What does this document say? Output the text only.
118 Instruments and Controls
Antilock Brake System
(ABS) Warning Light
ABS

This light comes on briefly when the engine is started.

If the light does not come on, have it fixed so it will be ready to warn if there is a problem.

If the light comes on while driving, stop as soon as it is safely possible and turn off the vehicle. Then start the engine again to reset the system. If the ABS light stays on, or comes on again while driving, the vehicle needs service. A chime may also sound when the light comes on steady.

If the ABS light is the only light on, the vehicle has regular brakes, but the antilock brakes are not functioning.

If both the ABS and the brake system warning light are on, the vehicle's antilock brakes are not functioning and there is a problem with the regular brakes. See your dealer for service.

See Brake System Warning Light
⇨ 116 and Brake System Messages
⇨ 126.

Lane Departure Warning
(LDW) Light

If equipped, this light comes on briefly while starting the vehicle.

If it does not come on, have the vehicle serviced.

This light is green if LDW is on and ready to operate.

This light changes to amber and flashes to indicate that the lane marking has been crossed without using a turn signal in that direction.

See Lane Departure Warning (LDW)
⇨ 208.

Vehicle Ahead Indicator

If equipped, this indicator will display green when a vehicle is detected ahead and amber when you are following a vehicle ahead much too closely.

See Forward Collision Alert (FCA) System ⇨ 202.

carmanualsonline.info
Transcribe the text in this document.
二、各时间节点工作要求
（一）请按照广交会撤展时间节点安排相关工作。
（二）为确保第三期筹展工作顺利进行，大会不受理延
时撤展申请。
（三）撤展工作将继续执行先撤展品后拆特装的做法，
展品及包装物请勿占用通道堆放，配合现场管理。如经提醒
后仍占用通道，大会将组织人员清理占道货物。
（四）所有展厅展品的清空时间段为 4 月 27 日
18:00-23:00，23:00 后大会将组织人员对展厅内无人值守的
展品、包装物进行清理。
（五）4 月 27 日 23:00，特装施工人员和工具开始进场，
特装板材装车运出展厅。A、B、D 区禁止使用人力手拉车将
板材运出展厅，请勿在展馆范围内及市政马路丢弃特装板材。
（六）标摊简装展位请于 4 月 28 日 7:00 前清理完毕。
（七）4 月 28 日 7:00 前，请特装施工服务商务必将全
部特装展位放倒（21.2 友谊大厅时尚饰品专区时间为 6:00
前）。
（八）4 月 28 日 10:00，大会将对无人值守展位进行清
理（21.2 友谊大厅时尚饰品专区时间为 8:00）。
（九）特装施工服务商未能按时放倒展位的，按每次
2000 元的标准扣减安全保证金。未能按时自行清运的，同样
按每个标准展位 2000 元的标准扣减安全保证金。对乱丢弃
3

---

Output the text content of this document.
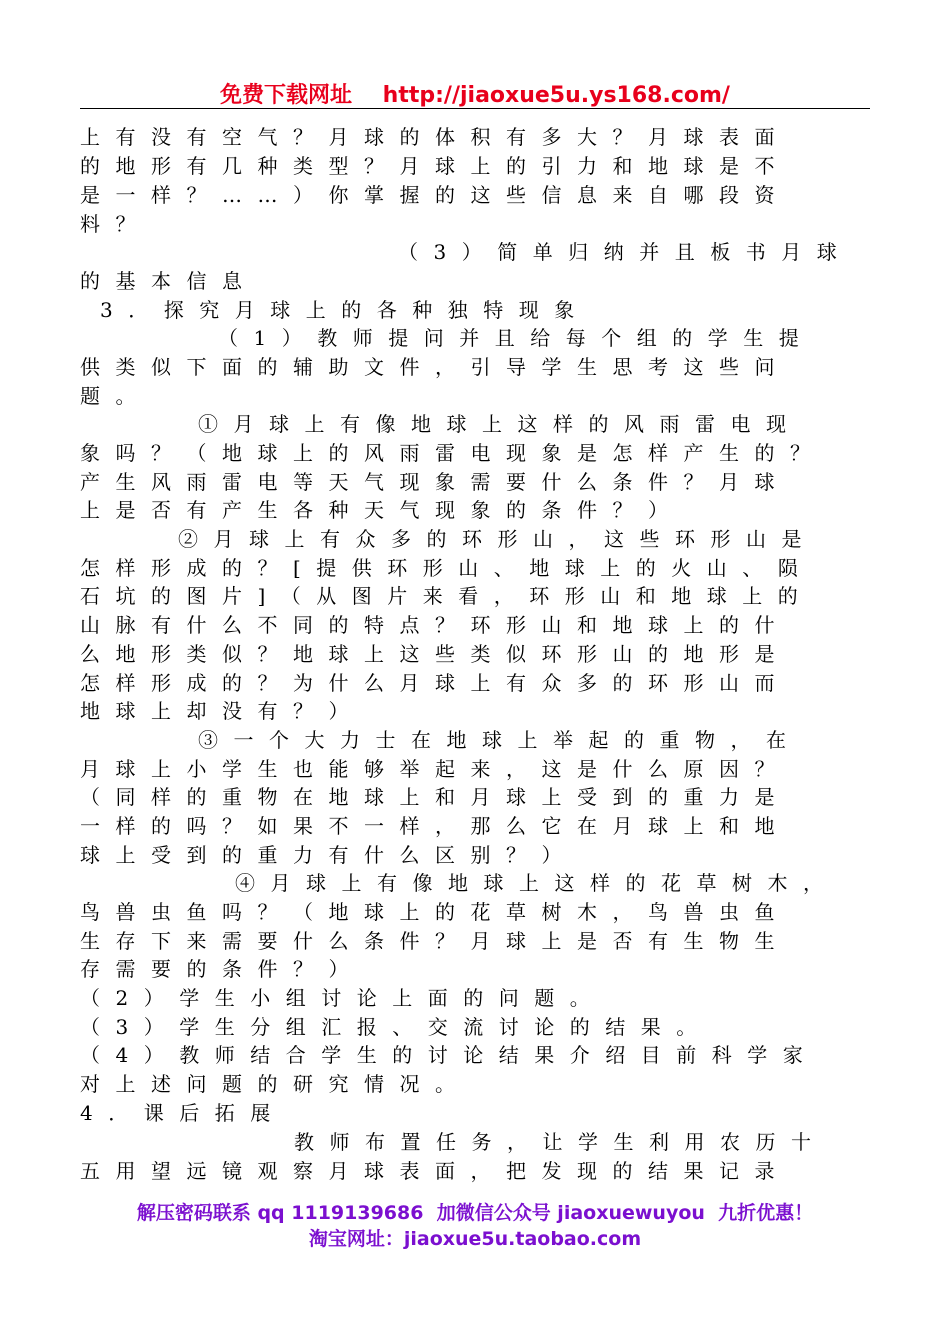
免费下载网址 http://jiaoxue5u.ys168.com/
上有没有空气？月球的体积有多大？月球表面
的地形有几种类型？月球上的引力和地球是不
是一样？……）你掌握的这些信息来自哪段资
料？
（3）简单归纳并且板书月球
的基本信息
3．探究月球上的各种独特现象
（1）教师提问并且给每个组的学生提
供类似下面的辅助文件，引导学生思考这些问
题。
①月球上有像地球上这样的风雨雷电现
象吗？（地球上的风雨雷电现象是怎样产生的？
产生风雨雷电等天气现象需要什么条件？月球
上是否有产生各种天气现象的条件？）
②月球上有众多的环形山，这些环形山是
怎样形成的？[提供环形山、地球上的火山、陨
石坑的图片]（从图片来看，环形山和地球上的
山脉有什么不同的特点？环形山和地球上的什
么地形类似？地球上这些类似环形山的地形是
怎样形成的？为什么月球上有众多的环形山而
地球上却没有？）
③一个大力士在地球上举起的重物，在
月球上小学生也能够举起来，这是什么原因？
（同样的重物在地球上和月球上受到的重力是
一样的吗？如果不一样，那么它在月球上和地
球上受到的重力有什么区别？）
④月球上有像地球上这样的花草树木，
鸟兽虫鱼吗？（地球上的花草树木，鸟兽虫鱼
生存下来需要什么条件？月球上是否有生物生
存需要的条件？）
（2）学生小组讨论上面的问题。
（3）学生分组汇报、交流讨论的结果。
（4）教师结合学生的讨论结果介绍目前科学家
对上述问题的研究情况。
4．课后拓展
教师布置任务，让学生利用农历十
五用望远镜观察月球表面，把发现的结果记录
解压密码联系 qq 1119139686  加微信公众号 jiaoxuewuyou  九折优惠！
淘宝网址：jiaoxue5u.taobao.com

**Task directions:**
From the entries above, pull out each line that includes "problem".

**Written response:**
If the light does not come on, have it fixed so it will be ready to warn if there is a problem.
If both the ABS and the brake system warning light are on, the vehicle's antilock brakes are not functioning and there is a problem with the regular brakes. See your dealer for service.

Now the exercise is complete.